THE PROBLEM: Count how many lines include "this" and answer with that number only.

MATERIAL FOR THE TASK:

>>>

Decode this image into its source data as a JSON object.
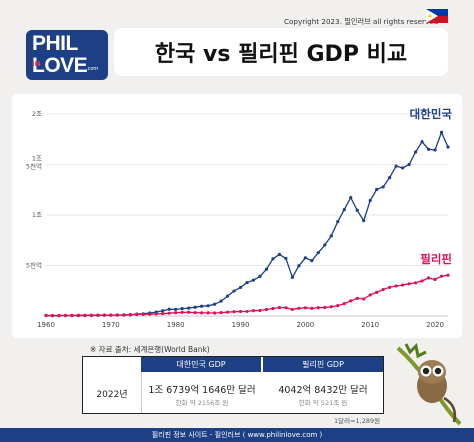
{
  "header": {
    "copyright": "Copyright 2023. 필인러브 all rights reserved",
    "logo_line1": "PHIL",
    "logo_in": "IN",
    "logo_line2": "LOVE",
    "logo_com": ".com",
    "title": "한국 vs 필리핀 GDP 비교"
  },
  "colors": {
    "korea": "#1c3f86",
    "philippines": "#e0105c",
    "brand": "#1c3f86",
    "grid": "#e2e2e2"
  },
  "chart_data": {
    "type": "line",
    "title": "",
    "xlabel": "",
    "ylabel": "",
    "xlim": [
      1960,
      2022
    ],
    "ylim": [
      0,
      2000000000000
    ],
    "y_ticks": [
      0,
      500000000000,
      1000000000000,
      1500000000000,
      2000000000000
    ],
    "y_tick_labels": [
      "",
      "5천억",
      "1조",
      "1조 5천억",
      "2조"
    ],
    "x_ticks": [
      1960,
      1970,
      1980,
      1990,
      2000,
      2010,
      2020
    ],
    "x_tick_labels": [
      "1960",
      "1970",
      "1980",
      "1990",
      "2000",
      "2010",
      "2020"
    ],
    "grid": true,
    "legend": "inline labels at right end of each line",
    "series": [
      {
        "name": "대한민국",
        "color": "#1c3f86",
        "x": [
          1960,
          1961,
          1962,
          1963,
          1964,
          1965,
          1966,
          1967,
          1968,
          1969,
          1970,
          1971,
          1972,
          1973,
          1974,
          1975,
          1976,
          1977,
          1978,
          1979,
          1980,
          1981,
          1982,
          1983,
          1984,
          1985,
          1986,
          1987,
          1988,
          1989,
          1990,
          1991,
          1992,
          1993,
          1994,
          1995,
          1996,
          1997,
          1998,
          1999,
          2000,
          2001,
          2002,
          2003,
          2004,
          2005,
          2006,
          2007,
          2008,
          2009,
          2010,
          2011,
          2012,
          2013,
          2014,
          2015,
          2016,
          2017,
          2018,
          2019,
          2020,
          2021,
          2022
        ],
        "y": [
          4000000000,
          2400000000,
          2800000000,
          4000000000,
          3500000000,
          3100000000,
          3800000000,
          4700000000,
          5900000000,
          7500000000,
          9000000000,
          9900000000,
          10900000000,
          13900000000,
          19200000000,
          21700000000,
          29800000000,
          38400000000,
          51800000000,
          66800000000,
          65400000000,
          72900000000,
          78300000000,
          87000000000,
          96600000000,
          101000000000,
          116000000000,
          147000000000,
          197000000000,
          247000000000,
          283000000000,
          331000000000,
          355000000000,
          392000000000,
          463000000000,
          566000000000,
          610000000000,
          570000000000,
          383000000000,
          497000000000,
          576000000000,
          548000000000,
          627000000000,
          703000000000,
          793000000000,
          935000000000,
          1053000000000,
          1172000000000,
          1047000000000,
          944000000000,
          1144000000000,
          1253000000000,
          1278000000000,
          1370000000000,
          1484000000000,
          1466000000000,
          1500000000000,
          1624000000000,
          1725000000000,
          1651000000000,
          1644000000000,
          1818000000000,
          1673000000000
        ]
      },
      {
        "name": "필리핀",
        "color": "#e0105c",
        "x": [
          1960,
          1961,
          1962,
          1963,
          1964,
          1965,
          1966,
          1967,
          1968,
          1969,
          1970,
          1971,
          1972,
          1973,
          1974,
          1975,
          1976,
          1977,
          1978,
          1979,
          1980,
          1981,
          1982,
          1983,
          1984,
          1985,
          1986,
          1987,
          1988,
          1989,
          1990,
          1991,
          1992,
          1993,
          1994,
          1995,
          1996,
          1997,
          1998,
          1999,
          2000,
          2001,
          2002,
          2003,
          2004,
          2005,
          2006,
          2007,
          2008,
          2009,
          2010,
          2011,
          2012,
          2013,
          2014,
          2015,
          2016,
          2017,
          2018,
          2019,
          2020,
          2021,
          2022
        ],
        "y": [
          6700000000,
          5000000000,
          5500000000,
          6100000000,
          6700000000,
          7300000000,
          8000000000,
          8600000000,
          9400000000,
          10300000000,
          7500000000,
          8200000000,
          8900000000,
          10700000000,
          14500000000,
          15900000000,
          18000000000,
          20600000000,
          23700000000,
          28000000000,
          32500000000,
          35600000000,
          37100000000,
          33200000000,
          31400000000,
          30700000000,
          29900000000,
          33200000000,
          37900000000,
          42600000000,
          44300000000,
          45400000000,
          52900000000,
          54400000000,
          64100000000,
          74100000000,
          82800000000,
          82300000000,
          65200000000,
          76200000000,
          81000000000,
          76300000000,
          81400000000,
          83900000000,
          91400000000,
          103100000000,
          122200000000,
          149400000000,
          174200000000,
          168500000000,
          208400000000,
          234200000000,
          261900000000,
          283900000000,
          297500000000,
          306400000000,
          318600000000,
          328500000000,
          346800000000,
          376800000000,
          361800000000,
          394100000000,
          404300000000
        ]
      }
    ],
    "annotations": [
      "대한민국",
      "필리핀"
    ]
  },
  "source": "※ 자료 출처: 세계은행(World Bank)",
  "table": {
    "headers": [
      "대한민국 GDP",
      "필리핀 GDP"
    ],
    "row": {
      "year": "2022년",
      "korea_value": "1조 6739억 1646만 달러",
      "korea_sub": "한화 약 2156조 원",
      "ph_value": "4042억 8432만 달러",
      "ph_sub": "한화 약 521조 원"
    },
    "rate": "1달러=1,289원"
  },
  "footer": "필리핀 정보 사이트 - 필인러브 ( www.philinlove.com )"
}
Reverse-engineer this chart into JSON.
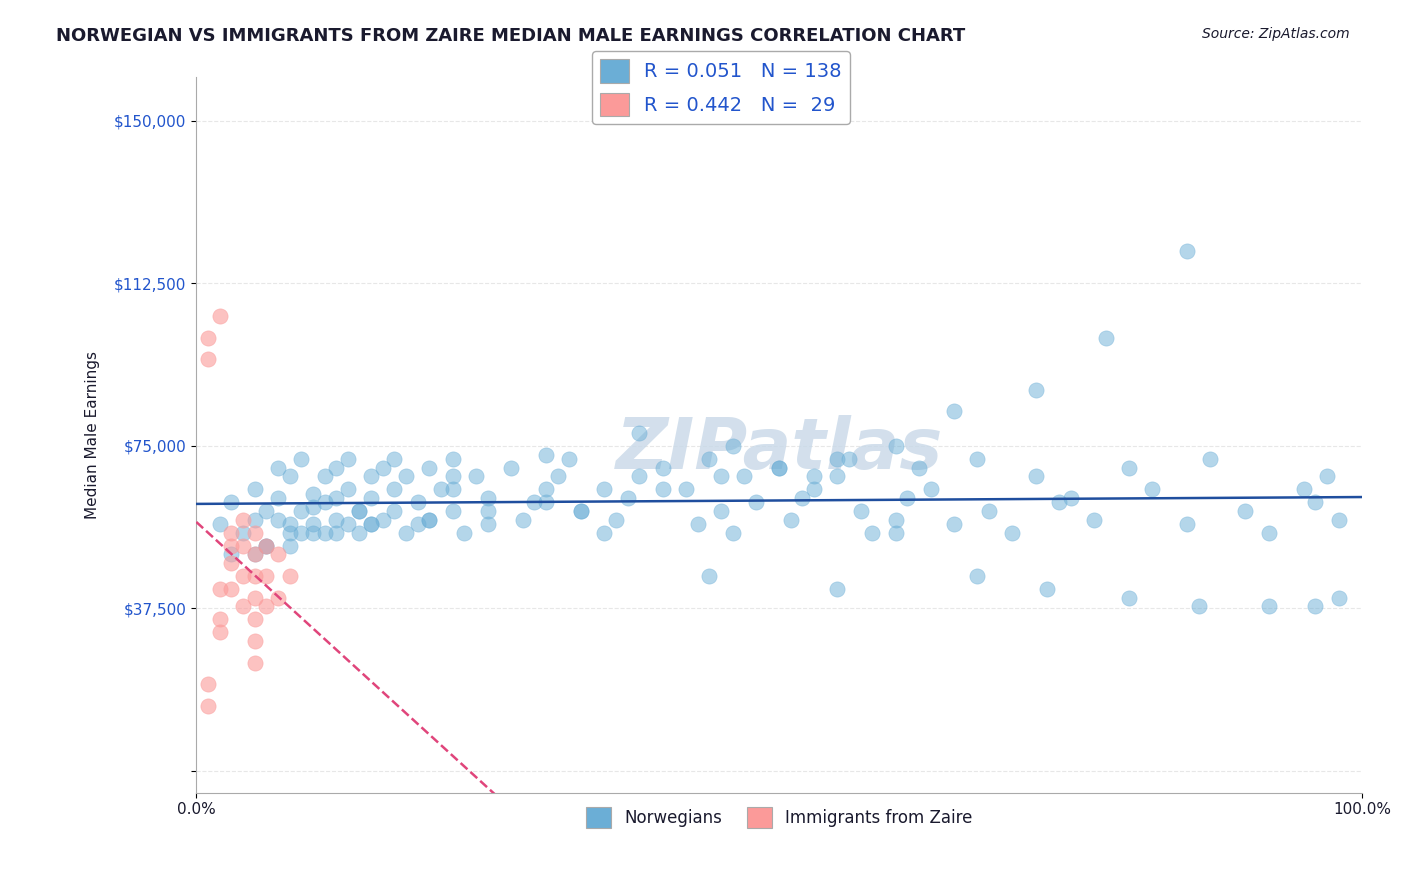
{
  "title": "NORWEGIAN VS IMMIGRANTS FROM ZAIRE MEDIAN MALE EARNINGS CORRELATION CHART",
  "source": "Source: ZipAtlas.com",
  "ylabel": "Median Male Earnings",
  "xlabel": "",
  "xlim": [
    0,
    1
  ],
  "ylim": [
    -5000,
    160000
  ],
  "yticks": [
    0,
    37500,
    75000,
    112500,
    150000
  ],
  "ytick_labels": [
    "",
    "$37,500",
    "$75,000",
    "$112,500",
    "$150,000"
  ],
  "xticks": [
    0,
    1
  ],
  "xtick_labels": [
    "0.0%",
    "100.0%"
  ],
  "legend_r1": "R = 0.051",
  "legend_n1": "N = 138",
  "legend_r2": "R = 0.442",
  "legend_n2": "N =  29",
  "legend_label1": "Norwegians",
  "legend_label2": "Immigrants from Zaire",
  "blue_color": "#6baed6",
  "pink_color": "#fb9a99",
  "line_blue": "#1f4e9e",
  "line_pink": "#e0457b",
  "text_blue": "#2255cc",
  "text_dark": "#1a1a2e",
  "watermark_color": "#c8d8e8",
  "background": "#ffffff",
  "grid_color": "#dddddd",
  "norwegians_x": [
    0.02,
    0.03,
    0.04,
    0.05,
    0.05,
    0.06,
    0.06,
    0.07,
    0.07,
    0.07,
    0.08,
    0.08,
    0.08,
    0.09,
    0.09,
    0.09,
    0.1,
    0.1,
    0.1,
    0.11,
    0.11,
    0.11,
    0.12,
    0.12,
    0.12,
    0.13,
    0.13,
    0.13,
    0.14,
    0.14,
    0.15,
    0.15,
    0.15,
    0.16,
    0.16,
    0.17,
    0.17,
    0.17,
    0.18,
    0.18,
    0.19,
    0.19,
    0.2,
    0.2,
    0.21,
    0.22,
    0.22,
    0.23,
    0.24,
    0.25,
    0.25,
    0.27,
    0.28,
    0.29,
    0.3,
    0.31,
    0.32,
    0.33,
    0.35,
    0.36,
    0.37,
    0.38,
    0.4,
    0.42,
    0.43,
    0.44,
    0.45,
    0.46,
    0.47,
    0.48,
    0.5,
    0.51,
    0.52,
    0.53,
    0.55,
    0.56,
    0.57,
    0.58,
    0.6,
    0.61,
    0.62,
    0.63,
    0.65,
    0.67,
    0.68,
    0.7,
    0.72,
    0.74,
    0.75,
    0.77,
    0.8,
    0.82,
    0.85,
    0.87,
    0.9,
    0.92,
    0.95,
    0.96,
    0.97,
    0.98,
    0.85,
    0.78,
    0.72,
    0.65,
    0.6,
    0.55,
    0.5,
    0.45,
    0.4,
    0.35,
    0.3,
    0.25,
    0.2,
    0.15,
    0.12,
    0.1,
    0.08,
    0.06,
    0.05,
    0.03,
    0.14,
    0.22,
    0.3,
    0.38,
    0.46,
    0.53,
    0.6,
    0.67,
    0.73,
    0.8,
    0.86,
    0.92,
    0.96,
    0.98,
    0.55,
    0.44,
    0.33,
    0.22
  ],
  "norwegians_y": [
    57000,
    62000,
    55000,
    58000,
    65000,
    60000,
    52000,
    70000,
    58000,
    63000,
    55000,
    68000,
    57000,
    72000,
    60000,
    55000,
    64000,
    57000,
    61000,
    68000,
    62000,
    55000,
    70000,
    58000,
    63000,
    65000,
    57000,
    72000,
    60000,
    55000,
    68000,
    63000,
    57000,
    70000,
    58000,
    72000,
    65000,
    60000,
    55000,
    68000,
    62000,
    57000,
    70000,
    58000,
    65000,
    72000,
    60000,
    55000,
    68000,
    63000,
    57000,
    70000,
    58000,
    62000,
    65000,
    68000,
    72000,
    60000,
    55000,
    58000,
    63000,
    68000,
    70000,
    65000,
    57000,
    72000,
    60000,
    55000,
    68000,
    62000,
    70000,
    58000,
    63000,
    65000,
    68000,
    72000,
    60000,
    55000,
    58000,
    63000,
    70000,
    65000,
    57000,
    72000,
    60000,
    55000,
    68000,
    62000,
    63000,
    58000,
    70000,
    65000,
    57000,
    72000,
    60000,
    55000,
    65000,
    62000,
    68000,
    58000,
    120000,
    100000,
    88000,
    83000,
    75000,
    72000,
    70000,
    68000,
    65000,
    65000,
    62000,
    60000,
    58000,
    57000,
    55000,
    55000,
    52000,
    52000,
    50000,
    50000,
    60000,
    68000,
    73000,
    78000,
    75000,
    68000,
    55000,
    45000,
    42000,
    40000,
    38000,
    38000,
    38000,
    40000,
    42000,
    45000,
    60000,
    65000
  ],
  "zaire_x": [
    0.01,
    0.01,
    0.02,
    0.02,
    0.02,
    0.03,
    0.03,
    0.03,
    0.03,
    0.04,
    0.04,
    0.04,
    0.04,
    0.05,
    0.05,
    0.05,
    0.05,
    0.05,
    0.05,
    0.05,
    0.06,
    0.06,
    0.06,
    0.07,
    0.07,
    0.08,
    0.02,
    0.01,
    0.01
  ],
  "zaire_y": [
    100000,
    95000,
    105000,
    42000,
    35000,
    55000,
    52000,
    48000,
    42000,
    58000,
    52000,
    45000,
    38000,
    55000,
    50000,
    45000,
    40000,
    35000,
    30000,
    25000,
    52000,
    45000,
    38000,
    50000,
    40000,
    45000,
    32000,
    20000,
    15000
  ]
}
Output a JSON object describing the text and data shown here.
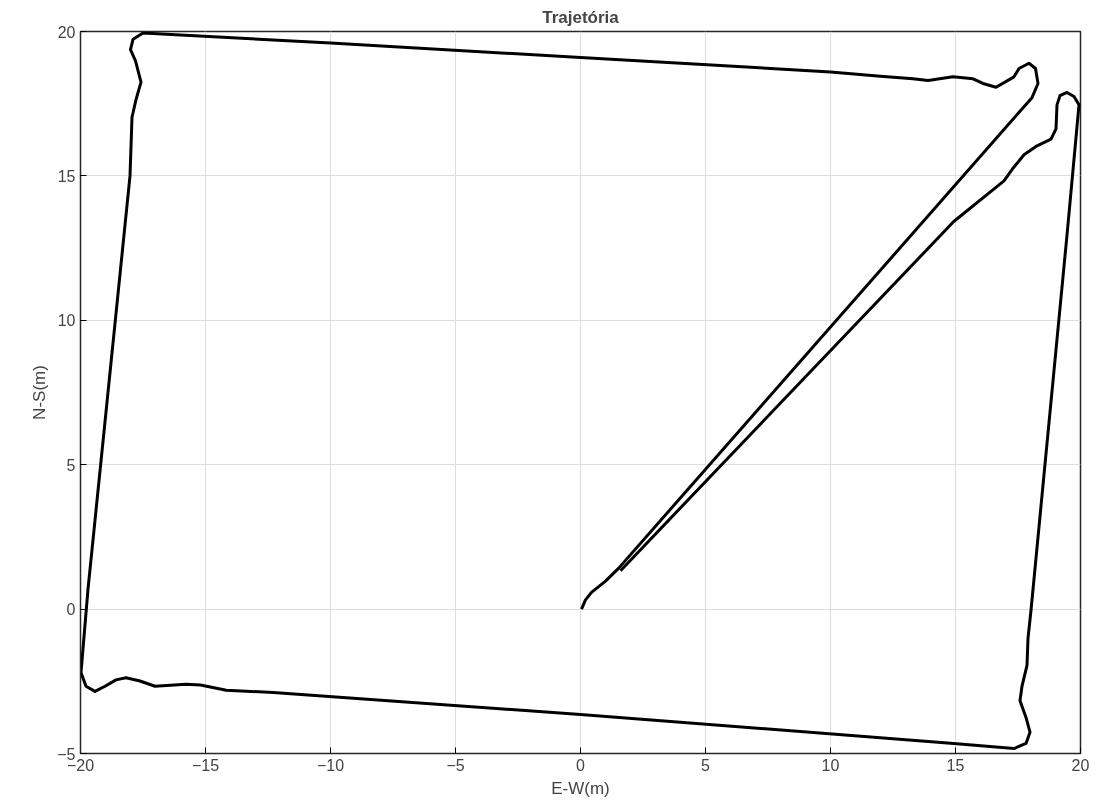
{
  "chart_data": {
    "type": "line",
    "title": "Trajetória",
    "xlabel": "E-W(m)",
    "ylabel": "N-S(m)",
    "xlim": [
      -20,
      20
    ],
    "ylim": [
      -5,
      20
    ],
    "xticks": [
      -20,
      -15,
      -10,
      -5,
      0,
      5,
      10,
      15,
      20
    ],
    "yticks": [
      -5,
      0,
      5,
      10,
      15,
      20
    ],
    "grid": true,
    "marker": "none",
    "line_style": "solid",
    "series": [
      {
        "color": "#000000",
        "x": [
          0.04,
          0.2,
          0.44,
          1.0,
          1.52,
          18.06,
          18.3,
          18.2,
          17.94,
          17.54,
          17.34,
          16.62,
          16.1,
          15.7,
          14.9,
          13.9,
          13.3,
          12.0,
          10.0,
          0.0,
          -10.0,
          -17.5,
          -17.9,
          -18.0,
          -17.8,
          -17.58,
          -17.78,
          -17.94,
          -18.02,
          -19.7,
          -19.98,
          -19.78,
          -19.42,
          -19.02,
          -18.58,
          -18.18,
          -17.62,
          -17.02,
          -15.78,
          -15.2,
          -14.17,
          -12.29,
          0.0,
          14.93,
          17.34,
          17.82,
          17.98,
          17.82,
          17.58,
          17.66,
          17.86,
          17.9,
          18.02,
          19.46,
          19.94,
          19.74,
          19.46,
          19.18,
          19.06,
          19.02,
          18.82,
          18.22,
          17.74,
          17.26,
          16.94,
          14.93,
          1.6
        ],
        "values": [
          0.0,
          0.32,
          0.58,
          0.97,
          1.41,
          17.71,
          18.2,
          18.72,
          18.9,
          18.72,
          18.43,
          18.07,
          18.2,
          18.36,
          18.43,
          18.3,
          18.36,
          18.45,
          18.6,
          19.1,
          19.6,
          19.95,
          19.73,
          19.37,
          18.98,
          18.25,
          17.64,
          17.03,
          15.0,
          0.69,
          -2.2,
          -2.67,
          -2.85,
          -2.67,
          -2.45,
          -2.38,
          -2.49,
          -2.67,
          -2.6,
          -2.63,
          -2.81,
          -2.89,
          -3.65,
          -4.65,
          -4.83,
          -4.65,
          -4.26,
          -3.75,
          -3.17,
          -2.67,
          -1.95,
          -1.01,
          -0.04,
          12.95,
          17.46,
          17.75,
          17.89,
          17.78,
          17.46,
          16.63,
          16.27,
          16.02,
          15.73,
          15.22,
          14.83,
          13.42,
          1.33
        ]
      }
    ]
  }
}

<<<

THE RESULT: 2